>> start RECORDS SHOWN

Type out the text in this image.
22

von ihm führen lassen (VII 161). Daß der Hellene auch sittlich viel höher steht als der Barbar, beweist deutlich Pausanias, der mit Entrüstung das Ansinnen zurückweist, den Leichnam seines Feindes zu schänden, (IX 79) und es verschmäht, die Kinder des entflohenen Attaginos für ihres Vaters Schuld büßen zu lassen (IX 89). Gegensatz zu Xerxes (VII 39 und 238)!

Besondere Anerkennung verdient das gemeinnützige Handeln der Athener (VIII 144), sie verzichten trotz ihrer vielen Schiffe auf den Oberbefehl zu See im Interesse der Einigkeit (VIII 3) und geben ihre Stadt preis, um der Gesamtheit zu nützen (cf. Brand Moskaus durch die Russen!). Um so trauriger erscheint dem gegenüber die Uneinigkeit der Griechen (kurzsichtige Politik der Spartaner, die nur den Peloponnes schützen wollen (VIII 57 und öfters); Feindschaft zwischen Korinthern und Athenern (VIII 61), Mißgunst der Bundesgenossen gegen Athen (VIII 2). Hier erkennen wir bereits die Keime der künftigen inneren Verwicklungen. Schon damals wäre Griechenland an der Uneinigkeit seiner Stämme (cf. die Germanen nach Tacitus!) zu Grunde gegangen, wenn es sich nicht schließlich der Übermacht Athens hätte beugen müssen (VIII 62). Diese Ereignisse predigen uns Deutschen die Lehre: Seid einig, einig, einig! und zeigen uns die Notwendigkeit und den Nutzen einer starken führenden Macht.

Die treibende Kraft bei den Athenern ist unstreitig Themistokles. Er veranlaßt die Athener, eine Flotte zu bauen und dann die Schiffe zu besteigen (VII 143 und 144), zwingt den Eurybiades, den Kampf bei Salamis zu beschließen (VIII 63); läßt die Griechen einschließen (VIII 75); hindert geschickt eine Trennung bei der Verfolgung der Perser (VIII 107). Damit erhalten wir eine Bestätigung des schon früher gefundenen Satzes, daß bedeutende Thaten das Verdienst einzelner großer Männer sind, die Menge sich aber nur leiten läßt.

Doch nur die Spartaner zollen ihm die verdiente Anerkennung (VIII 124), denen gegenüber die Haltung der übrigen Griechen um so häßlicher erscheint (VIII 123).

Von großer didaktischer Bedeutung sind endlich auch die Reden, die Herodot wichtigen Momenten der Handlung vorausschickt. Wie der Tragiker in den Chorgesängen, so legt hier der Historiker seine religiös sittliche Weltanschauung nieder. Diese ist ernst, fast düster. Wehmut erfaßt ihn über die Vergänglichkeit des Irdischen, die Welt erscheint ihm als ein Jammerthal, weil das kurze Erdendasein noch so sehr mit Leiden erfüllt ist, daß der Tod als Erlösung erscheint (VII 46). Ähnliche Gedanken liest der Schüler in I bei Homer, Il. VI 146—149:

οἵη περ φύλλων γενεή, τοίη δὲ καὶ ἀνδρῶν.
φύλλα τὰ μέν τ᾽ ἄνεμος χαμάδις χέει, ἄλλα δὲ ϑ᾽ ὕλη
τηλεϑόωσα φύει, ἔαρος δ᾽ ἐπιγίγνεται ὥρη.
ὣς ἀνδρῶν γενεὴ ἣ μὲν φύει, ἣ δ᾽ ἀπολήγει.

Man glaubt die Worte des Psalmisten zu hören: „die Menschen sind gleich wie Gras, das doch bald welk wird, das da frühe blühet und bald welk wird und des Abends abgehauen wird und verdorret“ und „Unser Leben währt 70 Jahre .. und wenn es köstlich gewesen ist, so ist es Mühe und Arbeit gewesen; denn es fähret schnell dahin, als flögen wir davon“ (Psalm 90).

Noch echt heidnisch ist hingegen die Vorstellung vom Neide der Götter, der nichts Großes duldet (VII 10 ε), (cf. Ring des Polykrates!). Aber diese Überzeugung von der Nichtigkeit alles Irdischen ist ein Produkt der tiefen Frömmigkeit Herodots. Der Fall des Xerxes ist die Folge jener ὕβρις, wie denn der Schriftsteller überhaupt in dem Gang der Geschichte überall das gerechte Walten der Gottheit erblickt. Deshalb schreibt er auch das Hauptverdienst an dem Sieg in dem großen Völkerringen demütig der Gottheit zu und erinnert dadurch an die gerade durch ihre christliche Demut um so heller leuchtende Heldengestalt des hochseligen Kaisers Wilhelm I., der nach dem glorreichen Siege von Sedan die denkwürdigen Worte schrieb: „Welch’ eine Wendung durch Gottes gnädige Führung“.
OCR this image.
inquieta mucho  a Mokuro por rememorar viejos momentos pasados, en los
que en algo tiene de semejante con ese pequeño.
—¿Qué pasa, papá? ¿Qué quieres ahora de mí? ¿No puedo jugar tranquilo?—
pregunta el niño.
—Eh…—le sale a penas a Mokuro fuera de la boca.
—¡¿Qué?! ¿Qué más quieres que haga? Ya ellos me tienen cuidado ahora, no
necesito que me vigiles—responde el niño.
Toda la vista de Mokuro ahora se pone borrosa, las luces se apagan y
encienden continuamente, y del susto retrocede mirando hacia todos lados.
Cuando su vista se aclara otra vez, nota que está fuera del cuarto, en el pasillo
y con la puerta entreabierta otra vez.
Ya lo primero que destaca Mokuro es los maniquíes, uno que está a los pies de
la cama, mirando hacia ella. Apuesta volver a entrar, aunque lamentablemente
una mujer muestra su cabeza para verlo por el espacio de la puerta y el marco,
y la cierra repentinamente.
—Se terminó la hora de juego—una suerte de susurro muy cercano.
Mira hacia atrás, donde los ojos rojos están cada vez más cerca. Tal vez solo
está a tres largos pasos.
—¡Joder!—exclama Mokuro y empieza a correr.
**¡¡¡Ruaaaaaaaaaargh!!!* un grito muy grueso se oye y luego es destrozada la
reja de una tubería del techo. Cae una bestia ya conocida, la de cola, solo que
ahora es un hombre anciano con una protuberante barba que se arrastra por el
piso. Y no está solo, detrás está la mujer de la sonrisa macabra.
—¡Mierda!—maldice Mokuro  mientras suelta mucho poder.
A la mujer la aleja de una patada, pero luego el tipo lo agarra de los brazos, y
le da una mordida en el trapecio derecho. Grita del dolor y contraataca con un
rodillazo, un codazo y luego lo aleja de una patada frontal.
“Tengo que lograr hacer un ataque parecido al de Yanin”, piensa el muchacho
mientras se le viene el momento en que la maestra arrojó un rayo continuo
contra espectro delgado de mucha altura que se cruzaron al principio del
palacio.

>> end RECORDS SHOWN

Write out the records above again, keeping each one identical to the original.

:: THE SOLUTION ::
Type out the text in this image.
22

von ihm führen lassen (VII 161). Daß der Hellene auch sittlich viel höher steht als der Barbar, beweist deutlich Pausanias, der mit Entrüstung das Ansinnen zurückweist, den Leichnam seines Feindes zu schänden, (IX 79) und es verschmäht, die Kinder des entflohenen Attaginos für ihres Vaters Schuld büßen zu lassen (IX 89). Gegensatz zu Xerxes (VII 39 und 238)!

Besondere Anerkennung verdient das gemeinnützige Handeln der Athener (VIII 144), sie verzichten trotz ihrer vielen Schiffe auf den Oberbefehl zu See im Interesse der Einigkeit (VIII 3) und geben ihre Stadt preis, um der Gesamtheit zu nützen (cf. Brand Moskaus durch die Russen!). Um so trauriger erscheint dem gegenüber die Uneinigkeit der Griechen (kurzsichtige Politik der Spartaner, die nur den Peloponnes schützen wollen (VIII 57 und öfters); Feindschaft zwischen Korinthern und Athenern (VIII 61), Mißgunst der Bundesgenossen gegen Athen (VIII 2). Hier erkennen wir bereits die Keime der künftigen inneren Verwicklungen. Schon damals wäre Griechenland an der Uneinigkeit seiner Stämme (cf. die Germanen nach Tacitus!) zu Grunde gegangen, wenn es sich nicht schließlich der Übermacht Athens hätte beugen müssen (VIII 62). Diese Ereignisse predigen uns Deutschen die Lehre: Seid einig, einig, einig! und zeigen uns die Notwendigkeit und den Nutzen einer starken führenden Macht.

Die treibende Kraft bei den Athenern ist unstreitig Themistokles. Er veranlaßt die Athener, eine Flotte zu bauen und dann die Schiffe zu besteigen (VII 143 und 144), zwingt den Eurybiades, den Kampf bei Salamis zu beschließen (VIII 63); läßt die Griechen einschließen (VIII 75); hindert geschickt eine Trennung bei der Verfolgung der Perser (VIII 107). Damit erhalten wir eine Bestätigung des schon früher gefundenen Satzes, daß bedeutende Thaten das Verdienst einzelner großer Männer sind, die Menge sich aber nur leiten läßt.

Doch nur die Spartaner zollen ihm die verdiente Anerkennung (VIII 124), denen gegenüber die Haltung der übrigen Griechen um so häßlicher erscheint (VIII 123).

Von großer didaktischer Bedeutung sind endlich auch die Reden, die Herodot wichtigen Momenten der Handlung vorausschickt. Wie der Tragiker in den Chorgesängen, so legt hier der Historiker seine religiös sittliche Weltanschauung nieder. Diese ist ernst, fast düster. Wehmut erfaßt ihn über die Vergänglichkeit des Irdischen, die Welt erscheint ihm als ein Jammerthal, weil das kurze Erdendasein noch so sehr mit Leiden erfüllt ist, daß der Tod als Erlösung erscheint (VII 46). Ähnliche Gedanken liest der Schüler in I bei Homer, Il. VI 146—149:

οἵη περ φύλλων γενεή, τοίη δὲ καὶ ἀνδρῶν.
φύλλα τὰ μέν τ᾽ ἄνεμος χαμάδις χέει, ἄλλα δὲ ϑ᾽ ὕλη
τηλεϑόωσα φύει, ἔαρος δ᾽ ἐπιγίγνεται ὥρη.
ὣς ἀνδρῶν γενεὴ ἣ μὲν φύει, ἣ δ᾽ ἀπολήγει.

Man glaubt die Worte des Psalmisten zu hören: „die Menschen sind gleich wie Gras, das doch bald welk wird, das da frühe blühet und bald welk wird und des Abends abgehauen wird und verdorret“ und „Unser Leben währt 70 Jahre .. und wenn es köstlich gewesen ist, so ist es Mühe und Arbeit gewesen; denn es fähret schnell dahin, als flögen wir davon“ (Psalm 90).

Noch echt heidnisch ist hingegen die Vorstellung vom Neide der Götter, der nichts Großes duldet (VII 10 ε), (cf. Ring des Polykrates!). Aber diese Überzeugung von der Nichtigkeit alles Irdischen ist ein Produkt der tiefen Frömmigkeit Herodots. Der Fall des Xerxes ist die Folge jener ὕβρις, wie denn der Schriftsteller überhaupt in dem Gang der Geschichte überall das gerechte Walten der Gottheit erblickt. Deshalb schreibt er auch das Hauptverdienst an dem Sieg in dem großen Völkerringen demütig der Gottheit zu und erinnert dadurch an die gerade durch ihre christliche Demut um so heller leuchtende Heldengestalt des hochseligen Kaisers Wilhelm I., der nach dem glorreichen Siege von Sedan die denkwürdigen Worte schrieb: „Welch’ eine Wendung durch Gottes gnädige Führung“.
OCR this image.
inquieta mucho  a Mokuro por rememorar viejos momentos pasados, en los
que en algo tiene de semejante con ese pequeño.
—¿Qué pasa, papá? ¿Qué quieres ahora de mí? ¿No puedo jugar tranquilo?—
pregunta el niño.
—Eh…—le sale a penas a Mokuro fuera de la boca.
—¡¿Qué?! ¿Qué más quieres que haga? Ya ellos me tienen cuidado ahora, no
necesito que me vigiles—responde el niño.
Toda la vista de Mokuro ahora se pone borrosa, las luces se apagan y
encienden continuamente, y del susto retrocede mirando hacia todos lados.
Cuando su vista se aclara otra vez, nota que está fuera del cuarto, en el pasillo
y con la puerta entreabierta otra vez.
Ya lo primero que destaca Mokuro es los maniquíes, uno que está a los pies de
la cama, mirando hacia ella. Apuesta volver a entrar, aunque lamentablemente
una mujer muestra su cabeza para verlo por el espacio de la puerta y el marco,
y la cierra repentinamente.
—Se terminó la hora de juego—una suerte de susurro muy cercano.
Mira hacia atrás, donde los ojos rojos están cada vez más cerca. Tal vez solo
está a tres largos pasos.
—¡Joder!—exclama Mokuro y empieza a correr.
**¡¡¡Ruaaaaaaaaaargh!!!* un grito muy grueso se oye y luego es destrozada la
reja de una tubería del techo. Cae una bestia ya conocida, la de cola, solo que
ahora es un hombre anciano con una protuberante barba que se arrastra por el
piso. Y no está solo, detrás está la mujer de la sonrisa macabra.
—¡Mierda!—maldice Mokuro  mientras suelta mucho poder.
A la mujer la aleja de una patada, pero luego el tipo lo agarra de los brazos, y
le da una mordida en el trapecio derecho. Grita del dolor y contraataca con un
rodillazo, un codazo y luego lo aleja de una patada frontal.
“Tengo que lograr hacer un ataque parecido al de Yanin”, piensa el muchacho
mientras se le viene el momento en que la maestra arrojó un rayo continuo
contra espectro delgado de mucha altura que se cruzaron al principio del
palacio.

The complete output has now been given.